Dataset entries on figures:
>>>
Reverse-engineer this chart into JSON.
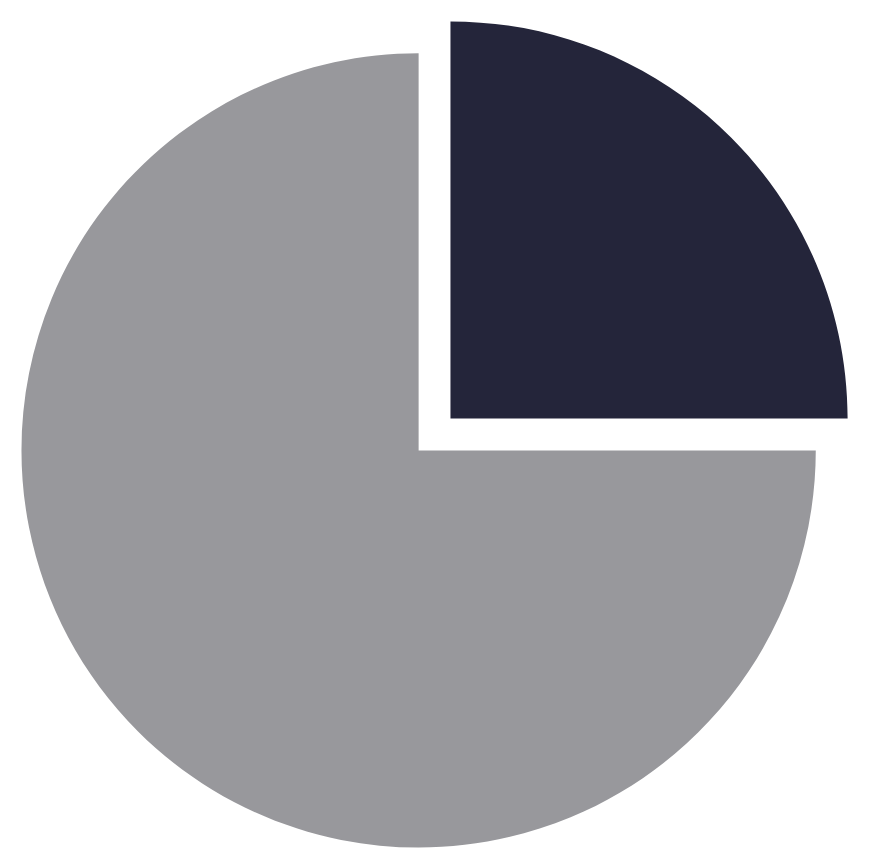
{
  "chart_data": {
    "type": "pie",
    "categories": [
      null,
      null
    ],
    "values": [
      25,
      75
    ],
    "colors": [
      "#24253a",
      "#98989c"
    ]
  }
}
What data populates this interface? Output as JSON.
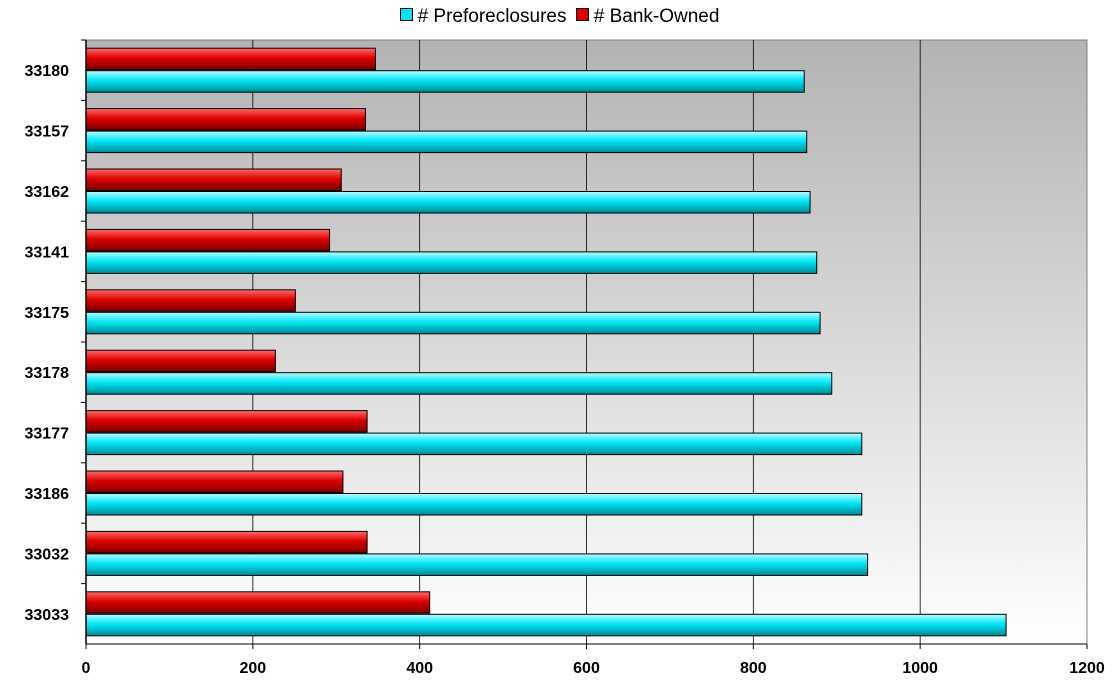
{
  "chart_data": {
    "type": "bar",
    "orientation": "horizontal",
    "categories": [
      "33180",
      "33157",
      "33162",
      "33141",
      "33175",
      "33178",
      "33177",
      "33186",
      "33032",
      "33033"
    ],
    "series": [
      {
        "name": "# Preforeclosures",
        "color": "#00E5F5",
        "values": [
          861,
          864,
          868,
          876,
          880,
          894,
          930,
          930,
          937,
          1103
        ]
      },
      {
        "name": "# Bank-Owned",
        "color": "#DD0000",
        "values": [
          347,
          335,
          306,
          292,
          251,
          227,
          337,
          308,
          337,
          412
        ]
      }
    ],
    "xlim": [
      0,
      1200
    ],
    "xticks": [
      0,
      200,
      400,
      600,
      800,
      1000,
      1200
    ],
    "xlabel": "",
    "ylabel": "",
    "title": "",
    "grid": "vertical",
    "legend_position": "top"
  }
}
<<<
Goal of the exercise: Reproduce the material word for word, minus the images.

Output:
Reverse-engineer this chart into JSON.
{
  "chart_data": {
    "type": "pie",
    "categories": [
      null,
      null
    ],
    "values": [
      25,
      75
    ],
    "colors": [
      "#24253a",
      "#98989c"
    ]
  }
}
What data populates this interface? Output as JSON.
{
  "chart_data": {
    "type": "bar",
    "orientation": "horizontal",
    "categories": [
      "33180",
      "33157",
      "33162",
      "33141",
      "33175",
      "33178",
      "33177",
      "33186",
      "33032",
      "33033"
    ],
    "series": [
      {
        "name": "# Preforeclosures",
        "color": "#00E5F5",
        "values": [
          861,
          864,
          868,
          876,
          880,
          894,
          930,
          930,
          937,
          1103
        ]
      },
      {
        "name": "# Bank-Owned",
        "color": "#DD0000",
        "values": [
          347,
          335,
          306,
          292,
          251,
          227,
          337,
          308,
          337,
          412
        ]
      }
    ],
    "xlim": [
      0,
      1200
    ],
    "xticks": [
      0,
      200,
      400,
      600,
      800,
      1000,
      1200
    ],
    "xlabel": "",
    "ylabel": "",
    "title": "",
    "grid": "vertical",
    "legend_position": "top"
  }
}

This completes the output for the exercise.